#### Prompt:
Copy all the entries word for word, but omit the pictures.

[Dataset records]
┏━━

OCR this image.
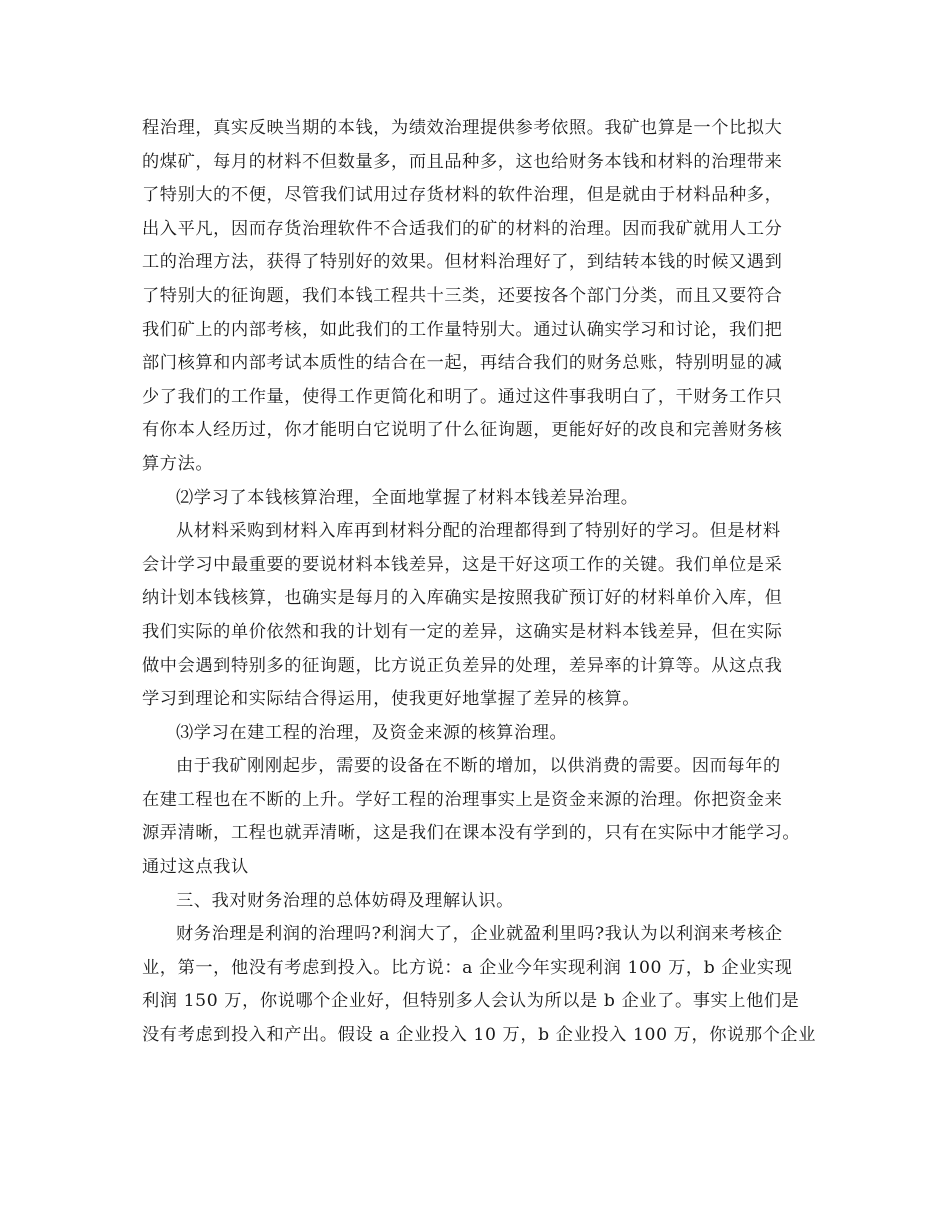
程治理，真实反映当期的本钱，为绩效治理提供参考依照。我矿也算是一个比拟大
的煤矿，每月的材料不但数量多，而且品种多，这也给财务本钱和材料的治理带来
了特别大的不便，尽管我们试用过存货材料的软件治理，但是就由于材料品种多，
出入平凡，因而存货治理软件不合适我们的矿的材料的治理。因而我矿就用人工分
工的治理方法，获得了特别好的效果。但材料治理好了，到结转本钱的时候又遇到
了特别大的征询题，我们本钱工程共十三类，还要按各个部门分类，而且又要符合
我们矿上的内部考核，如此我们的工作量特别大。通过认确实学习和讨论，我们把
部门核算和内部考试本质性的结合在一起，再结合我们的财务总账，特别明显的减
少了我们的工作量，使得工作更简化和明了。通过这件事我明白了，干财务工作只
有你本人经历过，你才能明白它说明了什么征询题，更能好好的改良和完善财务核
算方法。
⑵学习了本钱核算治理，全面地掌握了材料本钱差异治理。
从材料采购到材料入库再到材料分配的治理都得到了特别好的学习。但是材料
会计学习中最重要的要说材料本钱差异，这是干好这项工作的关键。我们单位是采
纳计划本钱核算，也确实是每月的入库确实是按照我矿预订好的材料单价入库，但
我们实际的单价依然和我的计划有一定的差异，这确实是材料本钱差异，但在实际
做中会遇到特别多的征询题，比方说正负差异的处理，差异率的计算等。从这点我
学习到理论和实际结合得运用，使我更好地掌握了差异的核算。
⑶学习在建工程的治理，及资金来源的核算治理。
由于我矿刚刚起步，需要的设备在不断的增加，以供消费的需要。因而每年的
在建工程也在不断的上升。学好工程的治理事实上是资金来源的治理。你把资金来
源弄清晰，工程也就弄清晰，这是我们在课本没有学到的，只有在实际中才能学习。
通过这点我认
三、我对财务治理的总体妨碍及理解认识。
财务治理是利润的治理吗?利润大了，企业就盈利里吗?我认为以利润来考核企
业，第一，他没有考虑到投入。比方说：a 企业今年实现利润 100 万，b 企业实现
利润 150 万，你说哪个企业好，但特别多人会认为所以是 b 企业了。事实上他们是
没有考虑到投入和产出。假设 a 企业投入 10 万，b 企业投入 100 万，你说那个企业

┗━━

#### Answer to this problem:
OCR this image.
程治理，真实反映当期的本钱，为绩效治理提供参考依照。我矿也算是一个比拟大
的煤矿，每月的材料不但数量多，而且品种多，这也给财务本钱和材料的治理带来
了特别大的不便，尽管我们试用过存货材料的软件治理，但是就由于材料品种多，
出入平凡，因而存货治理软件不合适我们的矿的材料的治理。因而我矿就用人工分
工的治理方法，获得了特别好的效果。但材料治理好了，到结转本钱的时候又遇到
了特别大的征询题，我们本钱工程共十三类，还要按各个部门分类，而且又要符合
我们矿上的内部考核，如此我们的工作量特别大。通过认确实学习和讨论，我们把
部门核算和内部考试本质性的结合在一起，再结合我们的财务总账，特别明显的减
少了我们的工作量，使得工作更简化和明了。通过这件事我明白了，干财务工作只
有你本人经历过，你才能明白它说明了什么征询题，更能好好的改良和完善财务核
算方法。
⑵学习了本钱核算治理，全面地掌握了材料本钱差异治理。
从材料采购到材料入库再到材料分配的治理都得到了特别好的学习。但是材料
会计学习中最重要的要说材料本钱差异，这是干好这项工作的关键。我们单位是采
纳计划本钱核算，也确实是每月的入库确实是按照我矿预订好的材料单价入库，但
我们实际的单价依然和我的计划有一定的差异，这确实是材料本钱差异，但在实际
做中会遇到特别多的征询题，比方说正负差异的处理，差异率的计算等。从这点我
学习到理论和实际结合得运用，使我更好地掌握了差异的核算。
⑶学习在建工程的治理，及资金来源的核算治理。
由于我矿刚刚起步，需要的设备在不断的增加，以供消费的需要。因而每年的
在建工程也在不断的上升。学好工程的治理事实上是资金来源的治理。你把资金来
源弄清晰，工程也就弄清晰，这是我们在课本没有学到的，只有在实际中才能学习。
通过这点我认
三、我对财务治理的总体妨碍及理解认识。
财务治理是利润的治理吗?利润大了，企业就盈利里吗?我认为以利润来考核企
业，第一，他没有考虑到投入。比方说：a 企业今年实现利润 100 万，b 企业实现
利润 150 万，你说哪个企业好，但特别多人会认为所以是 b 企业了。事实上他们是
没有考虑到投入和产出。假设 a 企业投入 10 万，b 企业投入 100 万，你说那个企业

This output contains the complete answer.